=== Stated problem ===
Give every entry again, unchanged, and leave its images out.
===
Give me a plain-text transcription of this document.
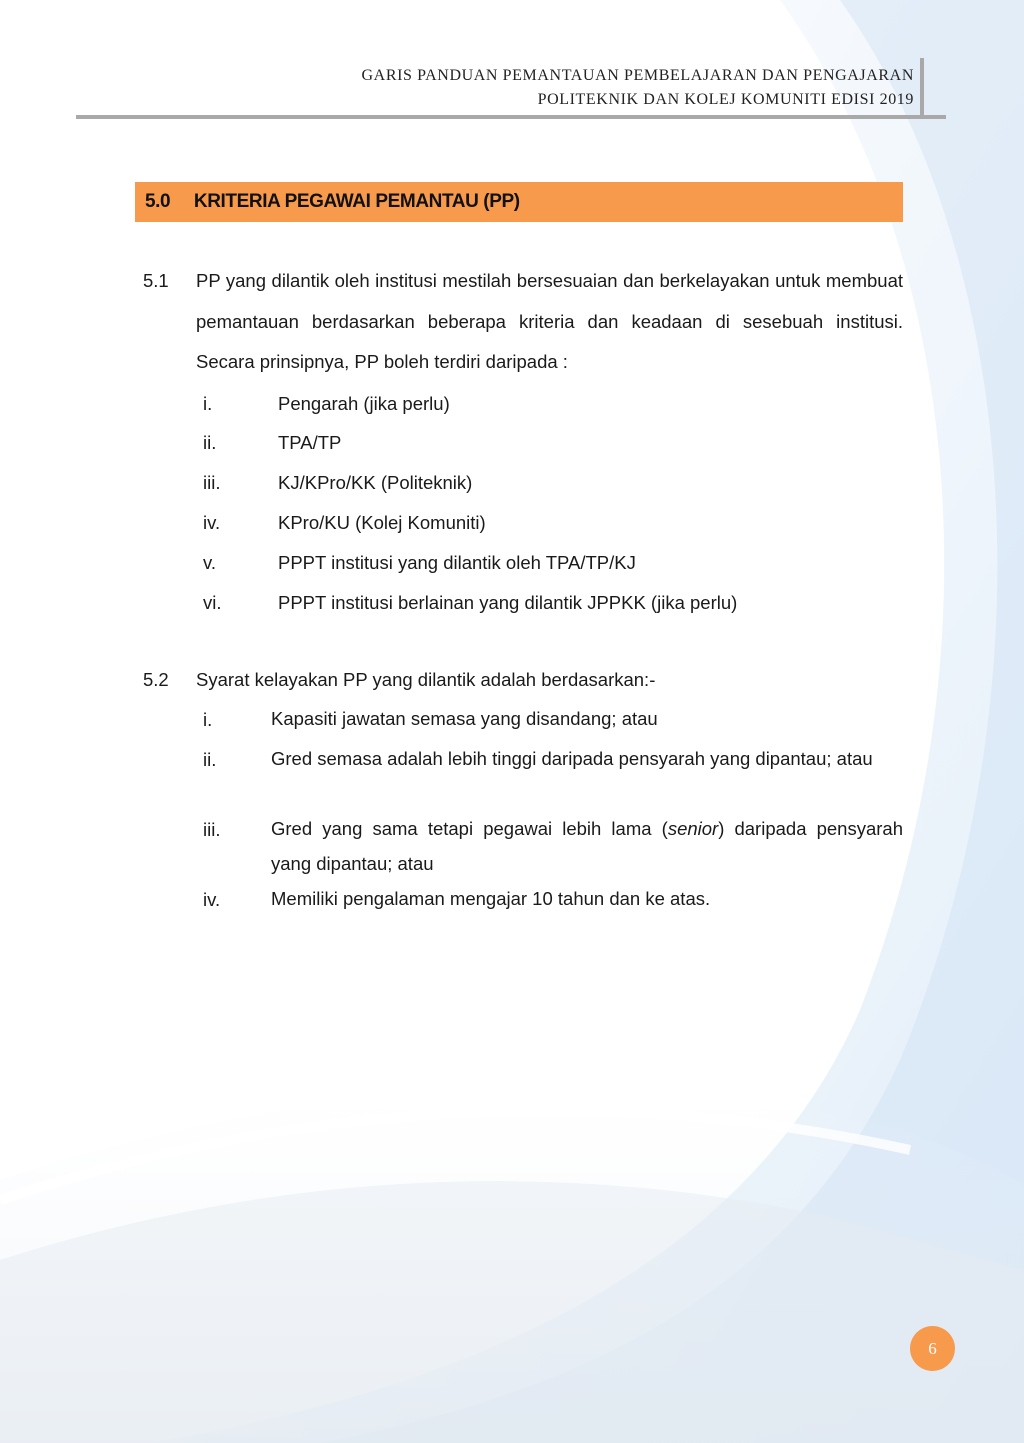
GARIS PANDUAN PEMANTAUAN PEMBELAJARAN DAN PENGAJARAN
POLITEKNIK DAN KOLEJ KOMUNITI EDISI 2019
5.0 KRITERIA PEGAWAI PEMANTAU (PP)
5.1 PP yang dilantik oleh institusi mestilah bersesuaian dan berkelayakan untuk membuat pemantauan berdasarkan beberapa kriteria dan keadaan di sesebuah institusi. Secara prinsipnya, PP boleh terdiri daripada :
i.	Pengarah (jika perlu)
ii.	TPA/TP
iii.	KJ/KPro/KK (Politeknik)
iv.	KPro/KU (Kolej Komuniti)
v.	PPPT institusi yang dilantik oleh TPA/TP/KJ
vi.	PPPT institusi berlainan yang dilantik JPPKK (jika perlu)
5.2 Syarat kelayakan PP yang dilantik adalah berdasarkan:-
i.	Kapasiti jawatan semasa yang disandang; atau
ii.	Gred semasa adalah lebih tinggi daripada pensyarah yang dipantau; atau
iii.	Gred yang sama tetapi pegawai lebih lama (senior) daripada pensyarah yang dipantau; atau
iv.	Memiliki pengalaman mengajar 10 tahun dan ke atas.
6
===
=== Written response ===
Give me a plain-text transcription of this document.
GARIS PANDUAN PEMANTAUAN PEMBELAJARAN DAN PENGAJARAN
POLITEKNIK DAN KOLEJ KOMUNITI EDISI 2019
5.0 KRITERIA PEGAWAI PEMANTAU (PP)
5.1 PP yang dilantik oleh institusi mestilah bersesuaian dan berkelayakan untuk membuat pemantauan berdasarkan beberapa kriteria dan keadaan di sesebuah institusi. Secara prinsipnya, PP boleh terdiri daripada :
i.	Pengarah (jika perlu)
ii.	TPA/TP
iii.	KJ/KPro/KK (Politeknik)
iv.	KPro/KU (Kolej Komuniti)
v.	PPPT institusi yang dilantik oleh TPA/TP/KJ
vi.	PPPT institusi berlainan yang dilantik JPPKK (jika perlu)
5.2 Syarat kelayakan PP yang dilantik adalah berdasarkan:-
i.	Kapasiti jawatan semasa yang disandang; atau
ii.	Gred semasa adalah lebih tinggi daripada pensyarah yang dipantau; atau
iii.	Gred yang sama tetapi pegawai lebih lama (senior) daripada pensyarah yang dipantau; atau
iv.	Memiliki pengalaman mengajar 10 tahun dan ke atas.
6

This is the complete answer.